→ Data for this task
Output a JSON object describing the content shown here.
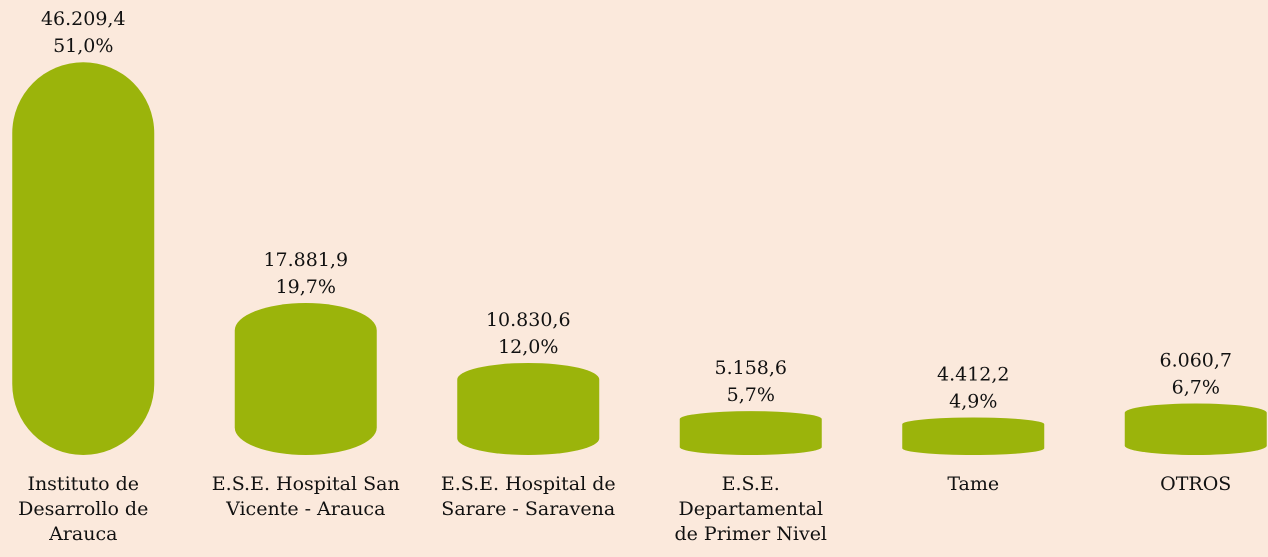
{
  "chart_data": {
    "type": "bar",
    "categories": [
      "Instituto de Desarrollo de Arauca",
      "E.S.E. Hospital San Vicente - Arauca",
      "E.S.E. Hospital de Sarare - Saravena",
      "E.S.E. Departamental de Primer Nivel",
      "Tame",
      "OTROS"
    ],
    "values": [
      46209.4,
      17881.9,
      10830.6,
      5158.6,
      4412.2,
      6060.7
    ],
    "value_labels": [
      "46.209,4",
      "17.881,9",
      "10.830,6",
      "5.158,6",
      "4.412,2",
      "6.060,7"
    ],
    "shares": [
      51.0,
      19.7,
      12.0,
      5.7,
      4.9,
      6.7
    ],
    "share_labels": [
      "51,0%",
      "19,7%",
      "12,0%",
      "5,7%",
      "4,9%",
      "6,7%"
    ],
    "color": "#9bb40b",
    "ylim": [
      0,
      50000
    ],
    "grid": false
  }
}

→ Task
Pictures don't belong in the copy. Transcribe every record exactly as it appears.

→ Written answer
Output a JSON object describing the content shown here.
{
  "chart_data": {
    "type": "bar",
    "categories": [
      "Instituto de Desarrollo de Arauca",
      "E.S.E. Hospital San Vicente - Arauca",
      "E.S.E. Hospital de Sarare - Saravena",
      "E.S.E. Departamental de Primer Nivel",
      "Tame",
      "OTROS"
    ],
    "values": [
      46209.4,
      17881.9,
      10830.6,
      5158.6,
      4412.2,
      6060.7
    ],
    "value_labels": [
      "46.209,4",
      "17.881,9",
      "10.830,6",
      "5.158,6",
      "4.412,2",
      "6.060,7"
    ],
    "shares": [
      51.0,
      19.7,
      12.0,
      5.7,
      4.9,
      6.7
    ],
    "share_labels": [
      "51,0%",
      "19,7%",
      "12,0%",
      "5,7%",
      "4,9%",
      "6,7%"
    ],
    "color": "#9bb40b",
    "ylim": [
      0,
      50000
    ],
    "grid": false
  }
}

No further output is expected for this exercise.